Exercise materials ->
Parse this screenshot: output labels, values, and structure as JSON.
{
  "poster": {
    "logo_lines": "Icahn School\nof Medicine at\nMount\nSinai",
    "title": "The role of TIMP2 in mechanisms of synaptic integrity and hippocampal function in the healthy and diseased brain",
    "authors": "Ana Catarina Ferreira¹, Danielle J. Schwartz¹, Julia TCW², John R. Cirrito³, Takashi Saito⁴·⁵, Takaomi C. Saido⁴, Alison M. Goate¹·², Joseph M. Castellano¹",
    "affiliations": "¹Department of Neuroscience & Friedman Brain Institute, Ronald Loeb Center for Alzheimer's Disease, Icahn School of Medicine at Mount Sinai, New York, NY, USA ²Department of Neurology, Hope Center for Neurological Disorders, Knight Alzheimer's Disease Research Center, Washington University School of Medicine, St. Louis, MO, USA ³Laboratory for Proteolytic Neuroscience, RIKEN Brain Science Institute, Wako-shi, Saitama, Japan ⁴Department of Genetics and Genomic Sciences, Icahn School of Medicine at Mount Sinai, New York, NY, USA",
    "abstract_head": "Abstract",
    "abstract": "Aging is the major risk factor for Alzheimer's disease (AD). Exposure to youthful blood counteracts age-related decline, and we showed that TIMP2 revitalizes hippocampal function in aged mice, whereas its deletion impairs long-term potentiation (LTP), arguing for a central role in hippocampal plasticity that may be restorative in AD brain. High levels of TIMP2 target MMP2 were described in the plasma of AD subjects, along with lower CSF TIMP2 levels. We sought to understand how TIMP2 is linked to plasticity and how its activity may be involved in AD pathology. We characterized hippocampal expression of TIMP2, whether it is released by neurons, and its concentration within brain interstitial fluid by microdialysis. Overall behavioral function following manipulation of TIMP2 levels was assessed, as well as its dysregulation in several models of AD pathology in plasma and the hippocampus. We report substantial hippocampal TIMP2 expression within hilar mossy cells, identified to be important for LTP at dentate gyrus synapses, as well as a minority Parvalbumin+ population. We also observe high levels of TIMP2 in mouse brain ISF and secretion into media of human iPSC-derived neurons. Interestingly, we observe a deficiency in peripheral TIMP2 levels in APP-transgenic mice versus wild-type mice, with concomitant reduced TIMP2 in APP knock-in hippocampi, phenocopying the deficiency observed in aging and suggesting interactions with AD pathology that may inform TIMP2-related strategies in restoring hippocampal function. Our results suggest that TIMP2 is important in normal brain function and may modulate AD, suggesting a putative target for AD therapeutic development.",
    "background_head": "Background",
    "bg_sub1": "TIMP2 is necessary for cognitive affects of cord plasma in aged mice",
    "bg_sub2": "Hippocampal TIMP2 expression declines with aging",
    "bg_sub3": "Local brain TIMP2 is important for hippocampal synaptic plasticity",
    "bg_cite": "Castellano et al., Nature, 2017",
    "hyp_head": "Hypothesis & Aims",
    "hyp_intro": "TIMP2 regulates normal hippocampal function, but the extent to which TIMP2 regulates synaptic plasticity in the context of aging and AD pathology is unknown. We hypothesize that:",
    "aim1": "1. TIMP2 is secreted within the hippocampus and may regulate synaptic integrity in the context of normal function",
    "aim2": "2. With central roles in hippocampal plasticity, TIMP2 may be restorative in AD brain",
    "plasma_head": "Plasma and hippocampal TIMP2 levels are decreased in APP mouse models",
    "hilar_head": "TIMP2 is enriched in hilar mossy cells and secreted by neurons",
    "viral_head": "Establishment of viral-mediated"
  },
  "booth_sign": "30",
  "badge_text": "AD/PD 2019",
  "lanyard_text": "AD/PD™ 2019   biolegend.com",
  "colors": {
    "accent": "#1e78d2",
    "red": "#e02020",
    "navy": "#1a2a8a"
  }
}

Problem to solve ->
Nothing but a number should be given: the count of lines above that include the string "integrity".

Solution to this exercise ->
2